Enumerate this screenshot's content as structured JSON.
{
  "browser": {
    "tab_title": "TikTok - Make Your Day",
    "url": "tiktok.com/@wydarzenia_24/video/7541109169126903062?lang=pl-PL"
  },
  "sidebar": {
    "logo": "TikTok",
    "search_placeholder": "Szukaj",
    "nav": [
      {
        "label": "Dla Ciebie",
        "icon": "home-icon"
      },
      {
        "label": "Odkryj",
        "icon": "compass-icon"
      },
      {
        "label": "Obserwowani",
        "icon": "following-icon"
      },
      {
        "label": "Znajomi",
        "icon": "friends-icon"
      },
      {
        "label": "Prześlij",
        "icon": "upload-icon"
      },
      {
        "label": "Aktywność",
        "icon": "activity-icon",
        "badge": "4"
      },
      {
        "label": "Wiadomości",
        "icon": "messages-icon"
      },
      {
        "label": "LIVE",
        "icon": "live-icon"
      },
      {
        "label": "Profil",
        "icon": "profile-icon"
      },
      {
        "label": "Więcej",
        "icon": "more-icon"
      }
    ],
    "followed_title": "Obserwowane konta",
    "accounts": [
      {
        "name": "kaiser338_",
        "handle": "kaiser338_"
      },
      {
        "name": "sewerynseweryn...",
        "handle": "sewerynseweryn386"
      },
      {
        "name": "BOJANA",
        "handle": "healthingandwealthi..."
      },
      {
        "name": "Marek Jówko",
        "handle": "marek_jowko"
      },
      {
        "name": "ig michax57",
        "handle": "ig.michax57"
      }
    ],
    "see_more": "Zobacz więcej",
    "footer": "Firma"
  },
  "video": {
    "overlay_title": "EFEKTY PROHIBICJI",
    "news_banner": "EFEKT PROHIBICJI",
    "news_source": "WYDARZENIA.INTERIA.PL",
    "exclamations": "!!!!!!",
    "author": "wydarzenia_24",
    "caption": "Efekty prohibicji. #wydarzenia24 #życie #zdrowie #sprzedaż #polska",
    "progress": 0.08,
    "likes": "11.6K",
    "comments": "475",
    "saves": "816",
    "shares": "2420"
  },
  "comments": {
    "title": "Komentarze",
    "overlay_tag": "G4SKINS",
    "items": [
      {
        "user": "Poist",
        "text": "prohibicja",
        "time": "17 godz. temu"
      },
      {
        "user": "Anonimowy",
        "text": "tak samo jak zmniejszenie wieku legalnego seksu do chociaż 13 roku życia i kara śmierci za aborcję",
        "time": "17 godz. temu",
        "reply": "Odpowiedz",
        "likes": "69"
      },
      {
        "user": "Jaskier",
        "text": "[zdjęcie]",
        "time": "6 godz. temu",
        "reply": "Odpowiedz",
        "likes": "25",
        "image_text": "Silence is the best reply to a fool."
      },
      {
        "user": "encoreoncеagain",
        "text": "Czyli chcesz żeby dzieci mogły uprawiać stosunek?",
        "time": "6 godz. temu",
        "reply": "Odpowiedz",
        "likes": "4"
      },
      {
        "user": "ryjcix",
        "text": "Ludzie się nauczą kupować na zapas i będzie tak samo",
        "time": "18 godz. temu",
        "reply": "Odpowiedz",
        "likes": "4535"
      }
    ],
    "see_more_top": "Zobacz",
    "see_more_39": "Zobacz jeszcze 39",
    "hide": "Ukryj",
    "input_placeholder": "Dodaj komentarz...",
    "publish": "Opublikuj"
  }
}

=====

- [Short exercise]: Copy out the material above in its entirety. Every detail must match.

- [Task answer]:
Enumerate this screenshot's content as structured JSON.
{
  "browser": {
    "tab_title": "TikTok - Make Your Day",
    "url": "tiktok.com/@wydarzenia_24/video/7541109169126903062?lang=pl-PL"
  },
  "sidebar": {
    "logo": "TikTok",
    "search_placeholder": "Szukaj",
    "nav": [
      {
        "label": "Dla Ciebie",
        "icon": "home-icon"
      },
      {
        "label": "Odkryj",
        "icon": "compass-icon"
      },
      {
        "label": "Obserwowani",
        "icon": "following-icon"
      },
      {
        "label": "Znajomi",
        "icon": "friends-icon"
      },
      {
        "label": "Prześlij",
        "icon": "upload-icon"
      },
      {
        "label": "Aktywność",
        "icon": "activity-icon",
        "badge": "4"
      },
      {
        "label": "Wiadomości",
        "icon": "messages-icon"
      },
      {
        "label": "LIVE",
        "icon": "live-icon"
      },
      {
        "label": "Profil",
        "icon": "profile-icon"
      },
      {
        "label": "Więcej",
        "icon": "more-icon"
      }
    ],
    "followed_title": "Obserwowane konta",
    "accounts": [
      {
        "name": "kaiser338_",
        "handle": "kaiser338_"
      },
      {
        "name": "sewerynseweryn...",
        "handle": "sewerynseweryn386"
      },
      {
        "name": "BOJANA",
        "handle": "healthingandwealthi..."
      },
      {
        "name": "Marek Jówko",
        "handle": "marek_jowko"
      },
      {
        "name": "ig michax57",
        "handle": "ig.michax57"
      }
    ],
    "see_more": "Zobacz więcej",
    "footer": "Firma"
  },
  "video": {
    "overlay_title": "EFEKTY PROHIBICJI",
    "news_banner": "EFEKT PROHIBICJI",
    "news_source": "WYDARZENIA.INTERIA.PL",
    "exclamations": "!!!!!!",
    "author": "wydarzenia_24",
    "caption": "Efekty prohibicji. #wydarzenia24 #życie #zdrowie #sprzedaż #polska",
    "progress": 0.08,
    "likes": "11.6K",
    "comments": "475",
    "saves": "816",
    "shares": "2420"
  },
  "comments": {
    "title": "Komentarze",
    "overlay_tag": "G4SKINS",
    "items": [
      {
        "user": "Poist",
        "text": "prohibicja",
        "time": "17 godz. temu"
      },
      {
        "user": "Anonimowy",
        "text": "tak samo jak zmniejszenie wieku legalnego seksu do chociaż 13 roku życia i kara śmierci za aborcję",
        "time": "17 godz. temu",
        "reply": "Odpowiedz",
        "likes": "69"
      },
      {
        "user": "Jaskier",
        "text": "[zdjęcie]",
        "time": "6 godz. temu",
        "reply": "Odpowiedz",
        "likes": "25",
        "image_text": "Silence is the best reply to a fool."
      },
      {
        "user": "encoreoncеagain",
        "text": "Czyli chcesz żeby dzieci mogły uprawiać stosunek?",
        "time": "6 godz. temu",
        "reply": "Odpowiedz",
        "likes": "4"
      },
      {
        "user": "ryjcix",
        "text": "Ludzie się nauczą kupować na zapas i będzie tak samo",
        "time": "18 godz. temu",
        "reply": "Odpowiedz",
        "likes": "4535"
      }
    ],
    "see_more_top": "Zobacz",
    "see_more_39": "Zobacz jeszcze 39",
    "hide": "Ukryj",
    "input_placeholder": "Dodaj komentarz...",
    "publish": "Opublikuj"
  }
}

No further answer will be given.